GIVEN PROBLEM
Omit the pictures and return every entry exactly as written.

Records excerpted from a collection:
----
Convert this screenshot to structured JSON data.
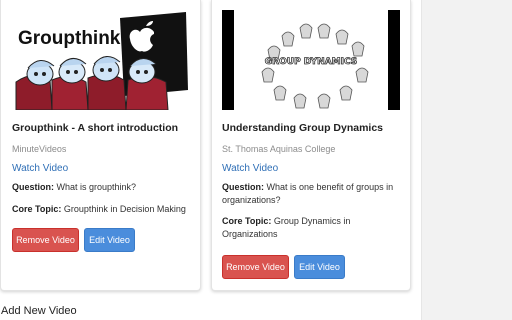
{
  "videos": [
    {
      "title": "Groupthink - A short introduction",
      "source": "MinuteVideos",
      "watch_label": "Watch Video",
      "question_label": "Question:",
      "question": "What is groupthink?",
      "topic_label": "Core Topic:",
      "topic": "Groupthink in Decision Making",
      "remove_label": "Remove Video",
      "edit_label": "Edit Video",
      "thumbnail_text": "Groupthink"
    },
    {
      "title": "Understanding Group Dynamics",
      "source": "St. Thomas Aquinas College",
      "watch_label": "Watch Video",
      "question_label": "Question:",
      "question": "What is one benefit of groups in organizations?",
      "topic_label": "Core Topic:",
      "topic": "Group Dynamics in Organizations",
      "remove_label": "Remove Video",
      "edit_label": "Edit Video",
      "thumbnail_text": "GROUP DYNAMICS"
    }
  ],
  "add_new_label": "Add New Video",
  "colors": {
    "remove_button": "#d9534f",
    "edit_button": "#4a8ddc",
    "link": "#2f6fb6"
  }
}
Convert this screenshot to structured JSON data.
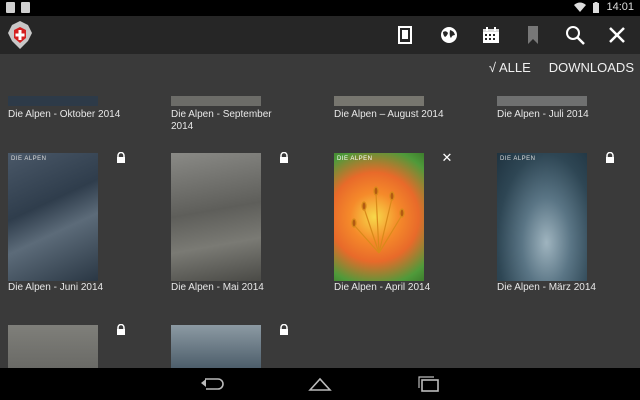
----
WRITTEN RESPONSE
Convert this screenshot to structured JSON data.
{
  "videos": [
    {
      "title": "Groupthink - A short introduction",
      "source": "MinuteVideos",
      "watch_label": "Watch Video",
      "question_label": "Question:",
      "question": "What is groupthink?",
      "topic_label": "Core Topic:",
      "topic": "Groupthink in Decision Making",
      "remove_label": "Remove Video",
      "edit_label": "Edit Video",
      "thumbnail_text": "Groupthink"
    },
    {
      "title": "Understanding Group Dynamics",
      "source": "St. Thomas Aquinas College",
      "watch_label": "Watch Video",
      "question_label": "Question:",
      "question": "What is one benefit of groups in organizations?",
      "topic_label": "Core Topic:",
      "topic": "Group Dynamics in Organizations",
      "remove_label": "Remove Video",
      "edit_label": "Edit Video",
      "thumbnail_text": "GROUP DYNAMICS"
    }
  ],
  "add_new_label": "Add New Video",
  "colors": {
    "remove_button": "#d9534f",
    "edit_button": "#4a8ddc",
    "link": "#2f6fb6"
  }
}
Convert this screenshot to structured JSON data.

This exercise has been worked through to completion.